AIM OF THE TASK → Go through the entries below and count the lines holding the word "JSON". Reply with only the number, please.

Data entries →
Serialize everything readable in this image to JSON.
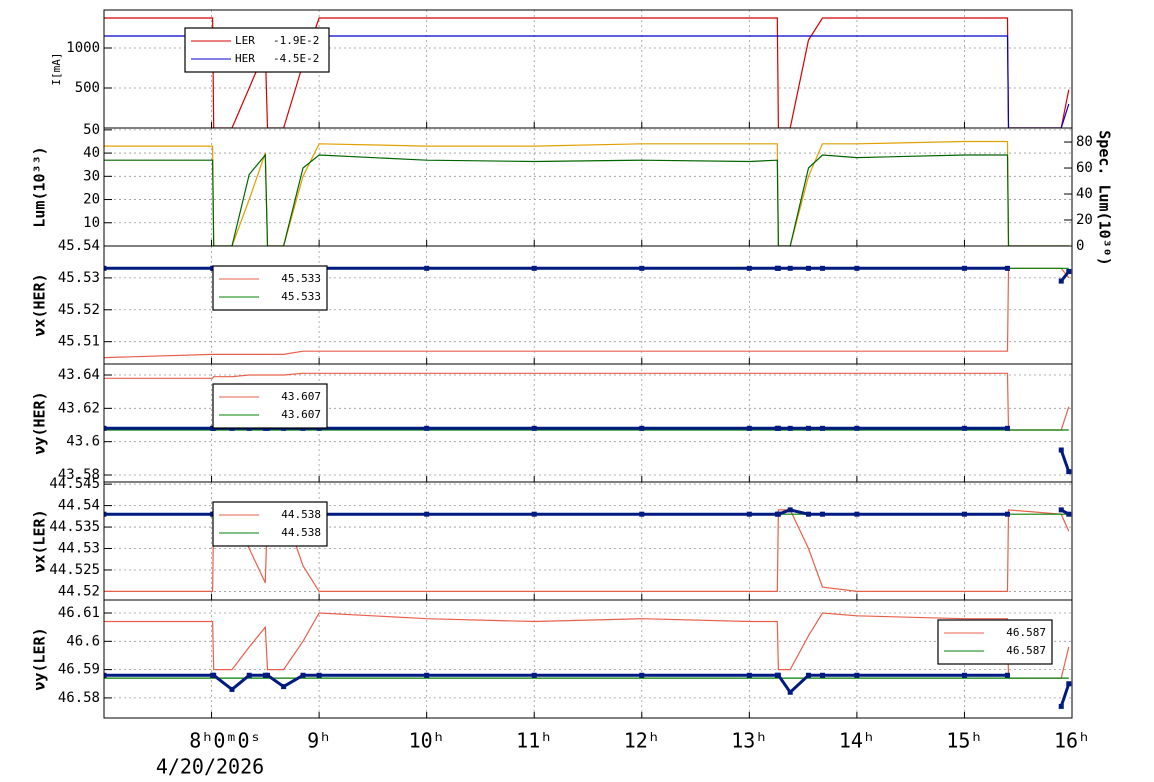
{
  "chart_data": {
    "type": "line",
    "xlim": [
      7,
      16
    ],
    "xticks": [
      {
        "value": 8,
        "label": "8ʰ0ᵐ0ˢ"
      },
      {
        "value": 9,
        "label": "9ʰ"
      },
      {
        "value": 10,
        "label": "10ʰ"
      },
      {
        "value": 11,
        "label": "11ʰ"
      },
      {
        "value": 12,
        "label": "12ʰ"
      },
      {
        "value": 13,
        "label": "13ʰ"
      },
      {
        "value": 14,
        "label": "14ʰ"
      },
      {
        "value": 15,
        "label": "15ʰ"
      },
      {
        "value": 16,
        "label": "16ʰ"
      }
    ],
    "xlabel": "4/20/2026",
    "grid": true,
    "x": [
      7.0,
      8.01,
      8.02,
      8.19,
      8.35,
      8.5,
      8.52,
      8.67,
      8.85,
      9.0,
      10,
      11,
      12,
      13,
      13.26,
      13.27,
      13.38,
      13.55,
      13.68,
      14,
      15,
      15.4,
      15.41,
      15.9,
      15.97
    ],
    "panels": [
      {
        "ylabel": "I[mA]",
        "ylim": [
          0,
          1475
        ],
        "yticks": [
          500,
          1000
        ],
        "legend": "upper left",
        "series": [
          {
            "name": "LER",
            "legend_value": "-1.9E-2",
            "color": "#d40000",
            "values": [
              1375,
              1375,
              0,
              0,
              500,
              975,
              0,
              0,
              800,
              1375,
              1375,
              1375,
              1375,
              1375,
              1375,
              0,
              0,
              1100,
              1375,
              1375,
              1375,
              1375,
              0,
              0,
              480
            ]
          },
          {
            "name": "HER",
            "legend_value": "-4.5E-2",
            "color": "#0000cc",
            "values": [
              1150,
              1150,
              1150,
              1150,
              1150,
              1150,
              1150,
              1150,
              1150,
              1150,
              1150,
              1150,
              1150,
              1150,
              1150,
              1150,
              1150,
              1150,
              1150,
              1150,
              1150,
              1150,
              0,
              0,
              300
            ]
          }
        ]
      },
      {
        "ylabel": "Lum(10³³)",
        "ylim": [
          0,
          50.8
        ],
        "yticks": [
          10,
          20,
          30,
          40,
          50
        ],
        "y2label": "Spec. Lum(10³⁰)",
        "y2lim": [
          0,
          90.8
        ],
        "y2ticks": [
          0,
          20,
          40,
          60,
          80
        ],
        "series": [
          {
            "color": "#e0a000",
            "values": [
              43,
              43,
              0,
              0,
              20,
              40,
              0,
              0,
              30,
              44,
              43,
              43,
              44,
              44,
              44,
              0,
              0,
              30,
              44,
              44,
              45,
              45,
              0,
              0,
              0
            ]
          },
          {
            "color": "#006400",
            "axis": "y2",
            "values": [
              66,
              66,
              0,
              0,
              55,
              70,
              0,
              0,
              60,
              70,
              66,
              65,
              66,
              65,
              66,
              0,
              0,
              60,
              70,
              68,
              70,
              70,
              0,
              0,
              0
            ]
          }
        ]
      },
      {
        "ylabel": "νx(HER)",
        "ylim": [
          45.503,
          45.54
        ],
        "yticks": [
          45.51,
          45.52,
          45.53,
          45.54
        ],
        "legend": "upper left",
        "series": [
          {
            "name": "45.533",
            "color": "#e8604c",
            "values": [
              45.505,
              45.506,
              45.506,
              45.506,
              45.506,
              45.506,
              45.506,
              45.506,
              45.507,
              45.507,
              45.507,
              45.507,
              45.507,
              45.507,
              45.507,
              45.507,
              45.507,
              45.507,
              45.507,
              45.507,
              45.507,
              45.507,
              45.533,
              45.533,
              45.53
            ]
          },
          {
            "name": "45.533",
            "color": "#008000",
            "values": [
              45.533,
              45.533,
              45.533,
              45.533,
              45.533,
              45.533,
              45.533,
              45.533,
              45.533,
              45.533,
              45.533,
              45.533,
              45.533,
              45.533,
              45.533,
              45.533,
              45.533,
              45.533,
              45.533,
              45.533,
              45.533,
              45.533,
              45.533,
              45.533,
              45.533
            ]
          },
          {
            "color": "#001a80",
            "marker": "square",
            "values": [
              45.533,
              45.533,
              45.533,
              45.533,
              45.533,
              45.533,
              45.533,
              45.533,
              45.533,
              45.533,
              45.533,
              45.533,
              45.533,
              45.533,
              45.533,
              45.533,
              45.533,
              45.533,
              45.533,
              45.533,
              45.533,
              45.533,
              null,
              45.529,
              45.532
            ]
          }
        ]
      },
      {
        "ylabel": "νy(HER)",
        "ylim": [
          43.5758,
          43.6466
        ],
        "yticks": [
          43.58,
          43.6,
          43.62,
          43.64
        ],
        "legend": "upper left",
        "series": [
          {
            "name": "43.607",
            "color": "#e8604c",
            "values": [
              43.638,
              43.638,
              43.639,
              43.639,
              43.64,
              43.64,
              43.64,
              43.64,
              43.641,
              43.641,
              43.641,
              43.641,
              43.641,
              43.641,
              43.641,
              43.641,
              43.641,
              43.641,
              43.641,
              43.641,
              43.641,
              43.641,
              43.607,
              43.607,
              43.621
            ]
          },
          {
            "name": "43.607",
            "color": "#008000",
            "values": [
              43.607,
              43.607,
              43.607,
              43.607,
              43.607,
              43.607,
              43.607,
              43.607,
              43.607,
              43.607,
              43.607,
              43.607,
              43.607,
              43.607,
              43.607,
              43.607,
              43.607,
              43.607,
              43.607,
              43.607,
              43.607,
              43.607,
              43.607,
              43.607,
              43.607
            ]
          },
          {
            "color": "#001a80",
            "marker": "square",
            "values": [
              43.608,
              43.608,
              43.608,
              43.608,
              43.608,
              43.608,
              43.608,
              43.608,
              43.608,
              43.608,
              43.608,
              43.608,
              43.608,
              43.608,
              43.608,
              43.608,
              43.608,
              43.608,
              43.608,
              43.608,
              43.608,
              43.608,
              null,
              43.595,
              43.582
            ]
          }
        ]
      },
      {
        "ylabel": "νx(LER)",
        "ylim": [
          44.518,
          44.5455
        ],
        "yticks": [
          44.52,
          44.525,
          44.53,
          44.535,
          44.54,
          44.545
        ],
        "legend": "upper left",
        "series": [
          {
            "name": "44.538",
            "color": "#e8604c",
            "values": [
              44.52,
              44.52,
              44.539,
              44.539,
              44.53,
              44.522,
              44.539,
              44.539,
              44.526,
              44.52,
              44.52,
              44.52,
              44.52,
              44.52,
              44.52,
              44.539,
              44.539,
              44.53,
              44.521,
              44.52,
              44.52,
              44.52,
              44.539,
              44.538,
              44.534
            ]
          },
          {
            "name": "44.538",
            "color": "#008000",
            "values": [
              44.538,
              44.538,
              44.538,
              44.538,
              44.538,
              44.538,
              44.538,
              44.538,
              44.538,
              44.538,
              44.538,
              44.538,
              44.538,
              44.538,
              44.538,
              44.538,
              44.538,
              44.538,
              44.538,
              44.538,
              44.538,
              44.538,
              44.538,
              44.538,
              44.538
            ]
          },
          {
            "color": "#001a80",
            "marker": "square",
            "values": [
              44.538,
              44.538,
              44.538,
              44.539,
              44.539,
              44.539,
              44.538,
              44.539,
              44.539,
              44.538,
              44.538,
              44.538,
              44.538,
              44.538,
              44.538,
              44.538,
              44.539,
              44.538,
              44.538,
              44.538,
              44.538,
              44.538,
              null,
              44.539,
              44.538
            ]
          }
        ]
      },
      {
        "ylabel": "νy(LER)",
        "ylim": [
          46.5729,
          46.6146
        ],
        "yticks": [
          46.58,
          46.59,
          46.6,
          46.61
        ],
        "legend": "upper right",
        "series": [
          {
            "name": "46.587",
            "color": "#e8604c",
            "values": [
              46.607,
              46.607,
              46.59,
              46.59,
              46.598,
              46.605,
              46.59,
              46.59,
              46.6,
              46.61,
              46.608,
              46.607,
              46.608,
              46.607,
              46.607,
              46.59,
              46.59,
              46.602,
              46.61,
              46.609,
              46.608,
              46.608,
              46.587,
              46.587,
              46.598
            ]
          },
          {
            "name": "46.587",
            "color": "#008000",
            "values": [
              46.587,
              46.587,
              46.587,
              46.587,
              46.587,
              46.587,
              46.587,
              46.587,
              46.587,
              46.587,
              46.587,
              46.587,
              46.587,
              46.587,
              46.587,
              46.587,
              46.587,
              46.587,
              46.587,
              46.587,
              46.587,
              46.587,
              46.587,
              46.587,
              46.587
            ]
          },
          {
            "color": "#001a80",
            "marker": "square",
            "values": [
              46.588,
              46.588,
              46.588,
              46.583,
              46.588,
              46.588,
              46.588,
              46.584,
              46.588,
              46.588,
              46.588,
              46.588,
              46.588,
              46.588,
              46.588,
              46.588,
              46.582,
              46.588,
              46.588,
              46.588,
              46.588,
              46.588,
              null,
              46.577,
              46.585
            ]
          }
        ]
      }
    ]
  }
}
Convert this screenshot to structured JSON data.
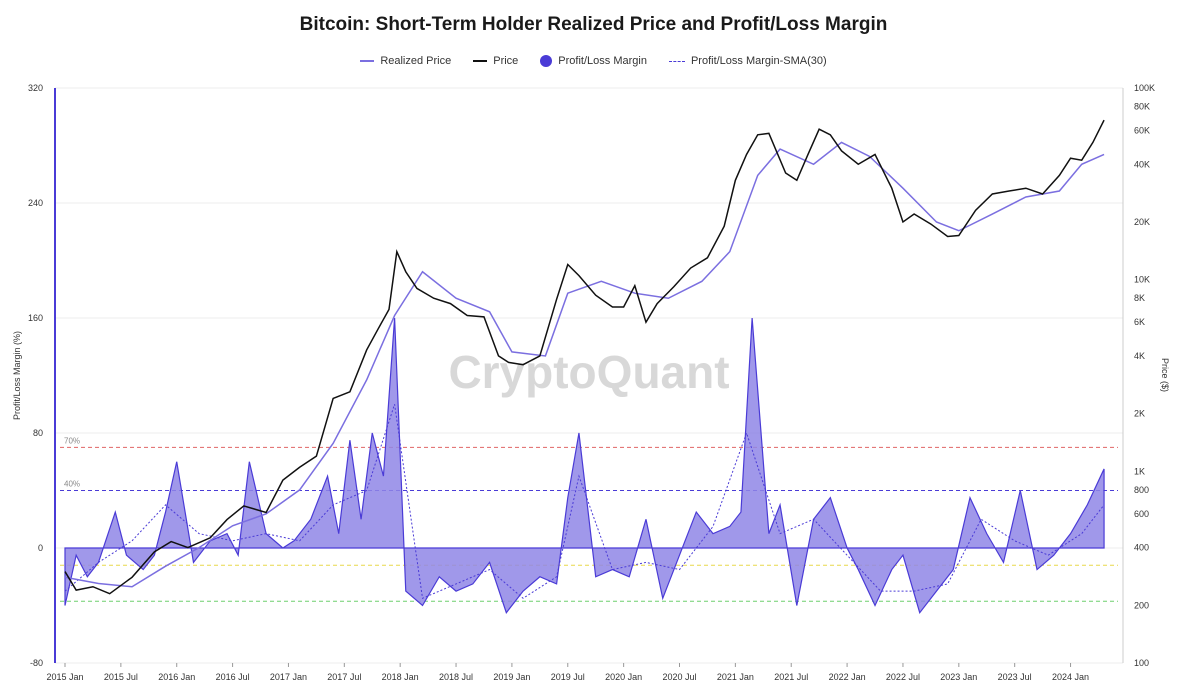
{
  "chart_data": {
    "type": "line",
    "title": "Bitcoin: Short-Term Holder Realized Price and Profit/Loss Margin",
    "watermark": "CryptoQuant",
    "legend": [
      {
        "label": "Realized Price",
        "style": "line",
        "color": "#7b6fe0"
      },
      {
        "label": "Price",
        "style": "line",
        "color": "#111111"
      },
      {
        "label": "Profit/Loss Margin",
        "style": "area",
        "color": "#4a3bd6"
      },
      {
        "label": "Profit/Loss Margin-SMA(30)",
        "style": "dashed",
        "color": "#4a3bd6"
      }
    ],
    "y_left": {
      "label": "Profit/Loss Margin (%)",
      "range": [
        -80,
        320
      ],
      "ticks": [
        "320",
        "240",
        "160",
        "80",
        "0",
        "-80"
      ]
    },
    "y_right": {
      "label": "Price ($)",
      "scale": "log",
      "range": [
        100,
        100000
      ],
      "ticks": [
        "100K",
        "80K",
        "60K",
        "40K",
        "20K",
        "10K",
        "8K",
        "6K",
        "4K",
        "2K",
        "1K",
        "800",
        "600",
        "400",
        "200",
        "100"
      ]
    },
    "x_ticks": [
      "2015 Jan",
      "2015 Jul",
      "2016 Jan",
      "2016 Jul",
      "2017 Jan",
      "2017 Jul",
      "2018 Jan",
      "2018 Jul",
      "2019 Jan",
      "2019 Jul",
      "2020 Jan",
      "2020 Jul",
      "2021 Jan",
      "2021 Jul",
      "2022 Jan",
      "2022 Jul",
      "2023 Jan",
      "2023 Jul",
      "2024 Jan"
    ],
    "reference_lines": [
      {
        "label": "70%",
        "value": 70,
        "color": "#e06666"
      },
      {
        "label": "40%",
        "value": 40,
        "color": "#4a3bd6"
      },
      {
        "label": "",
        "value": -12,
        "color": "#e8d84a"
      },
      {
        "label": "",
        "value": -37,
        "color": "#6fcf6f"
      }
    ],
    "series": [
      {
        "name": "Price",
        "x": [
          2015.0,
          2015.1,
          2015.25,
          2015.4,
          2015.6,
          2015.8,
          2015.95,
          2016.1,
          2016.3,
          2016.45,
          2016.6,
          2016.8,
          2016.95,
          2017.1,
          2017.25,
          2017.4,
          2017.55,
          2017.7,
          2017.8,
          2017.9,
          2017.97,
          2018.05,
          2018.15,
          2018.3,
          2018.45,
          2018.6,
          2018.75,
          2018.88,
          2018.97,
          2019.1,
          2019.25,
          2019.4,
          2019.5,
          2019.6,
          2019.75,
          2019.9,
          2020.0,
          2020.1,
          2020.2,
          2020.3,
          2020.45,
          2020.6,
          2020.75,
          2020.9,
          2021.0,
          2021.1,
          2021.2,
          2021.3,
          2021.45,
          2021.55,
          2021.65,
          2021.75,
          2021.85,
          2021.95,
          2022.1,
          2022.25,
          2022.4,
          2022.5,
          2022.6,
          2022.75,
          2022.9,
          2023.0,
          2023.15,
          2023.3,
          2023.45,
          2023.6,
          2023.75,
          2023.9,
          2024.0,
          2024.1,
          2024.2,
          2024.3
        ],
        "values": [
          300,
          240,
          250,
          230,
          280,
          380,
          430,
          400,
          450,
          560,
          660,
          610,
          900,
          1050,
          1200,
          2400,
          2600,
          4300,
          5500,
          7000,
          14000,
          11000,
          9000,
          8000,
          7500,
          6500,
          6400,
          4000,
          3700,
          3600,
          4000,
          7900,
          12000,
          10500,
          8300,
          7200,
          7200,
          9300,
          6000,
          7500,
          9200,
          11500,
          13000,
          19000,
          33000,
          45000,
          57000,
          58000,
          36000,
          33000,
          45000,
          61000,
          57000,
          47000,
          40000,
          45000,
          30000,
          20000,
          22000,
          19500,
          16800,
          17000,
          23000,
          28000,
          29000,
          30000,
          28000,
          35000,
          43000,
          42000,
          52000,
          68000
        ]
      },
      {
        "name": "Realized Price",
        "x": [
          2015.0,
          2015.3,
          2015.6,
          2015.9,
          2016.2,
          2016.5,
          2016.8,
          2017.1,
          2017.4,
          2017.7,
          2017.95,
          2018.2,
          2018.5,
          2018.8,
          2019.0,
          2019.3,
          2019.5,
          2019.8,
          2020.1,
          2020.4,
          2020.7,
          2020.95,
          2021.2,
          2021.4,
          2021.7,
          2021.95,
          2022.2,
          2022.5,
          2022.8,
          2023.0,
          2023.3,
          2023.6,
          2023.9,
          2024.1,
          2024.3
        ],
        "values": [
          280,
          260,
          250,
          320,
          400,
          520,
          600,
          800,
          1400,
          3000,
          6500,
          11000,
          8000,
          6800,
          4200,
          4000,
          8500,
          9800,
          8500,
          8000,
          9800,
          14000,
          35000,
          48000,
          40000,
          52000,
          44000,
          30000,
          20000,
          18000,
          22000,
          27000,
          29000,
          40000,
          45000
        ]
      },
      {
        "name": "Profit/Loss Margin",
        "x": [
          2015.0,
          2015.1,
          2015.2,
          2015.3,
          2015.45,
          2015.55,
          2015.7,
          2015.8,
          2015.9,
          2016.0,
          2016.15,
          2016.3,
          2016.45,
          2016.55,
          2016.65,
          2016.8,
          2016.95,
          2017.05,
          2017.2,
          2017.35,
          2017.45,
          2017.55,
          2017.65,
          2017.75,
          2017.85,
          2017.95,
          2018.05,
          2018.2,
          2018.35,
          2018.5,
          2018.65,
          2018.8,
          2018.95,
          2019.1,
          2019.25,
          2019.4,
          2019.5,
          2019.6,
          2019.75,
          2019.9,
          2020.05,
          2020.2,
          2020.35,
          2020.5,
          2020.65,
          2020.8,
          2020.95,
          2021.05,
          2021.15,
          2021.3,
          2021.4,
          2021.55,
          2021.7,
          2021.85,
          2022.0,
          2022.1,
          2022.25,
          2022.4,
          2022.5,
          2022.65,
          2022.8,
          2022.95,
          2023.1,
          2023.25,
          2023.4,
          2023.55,
          2023.7,
          2023.85,
          2024.0,
          2024.15,
          2024.3
        ],
        "values": [
          -40,
          -5,
          -20,
          -10,
          25,
          -5,
          -15,
          -5,
          25,
          60,
          -10,
          5,
          10,
          -5,
          60,
          10,
          0,
          5,
          20,
          50,
          10,
          75,
          20,
          80,
          50,
          160,
          -30,
          -40,
          -20,
          -30,
          -25,
          -10,
          -45,
          -30,
          -20,
          -25,
          35,
          80,
          -20,
          -15,
          -20,
          20,
          -35,
          -5,
          25,
          10,
          15,
          25,
          160,
          10,
          30,
          -40,
          20,
          35,
          0,
          -15,
          -40,
          -15,
          -5,
          -45,
          -30,
          -15,
          35,
          10,
          -10,
          40,
          -15,
          -5,
          10,
          30,
          55
        ]
      },
      {
        "name": "Profit/Loss Margin-SMA(30)",
        "x": [
          2015.0,
          2015.3,
          2015.6,
          2015.9,
          2016.2,
          2016.5,
          2016.8,
          2017.1,
          2017.4,
          2017.7,
          2017.95,
          2018.2,
          2018.5,
          2018.8,
          2019.1,
          2019.4,
          2019.6,
          2019.9,
          2020.2,
          2020.5,
          2020.8,
          2021.1,
          2021.4,
          2021.7,
          2022.0,
          2022.3,
          2022.6,
          2022.9,
          2023.2,
          2023.5,
          2023.8,
          2024.1,
          2024.3
        ],
        "values": [
          -30,
          -10,
          5,
          30,
          10,
          5,
          10,
          5,
          30,
          40,
          100,
          -35,
          -25,
          -15,
          -35,
          -20,
          50,
          -15,
          -10,
          -15,
          15,
          80,
          10,
          20,
          -5,
          -30,
          -30,
          -25,
          20,
          5,
          -5,
          10,
          30
        ]
      }
    ]
  }
}
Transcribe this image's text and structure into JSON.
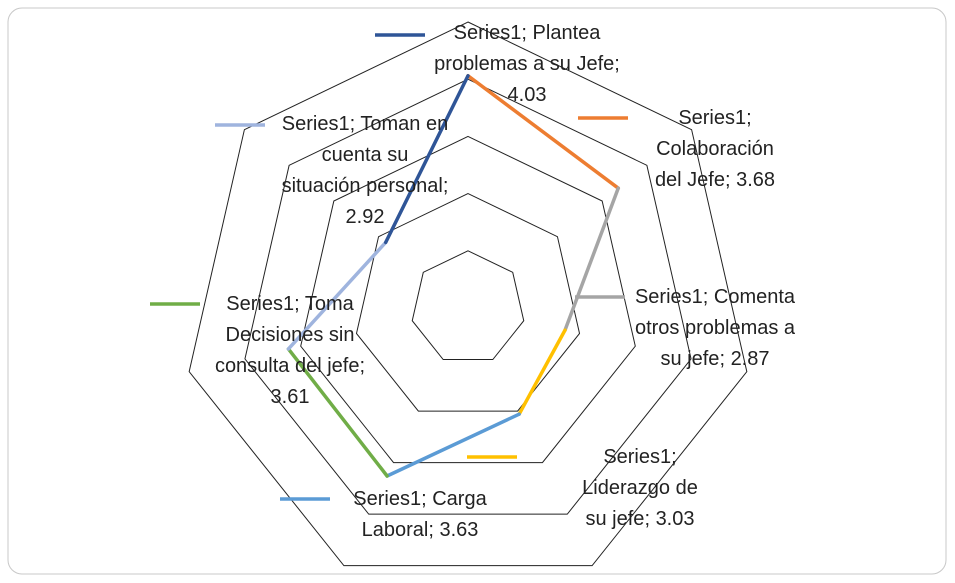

RESPONSE FOR THIS EXERCISE → 3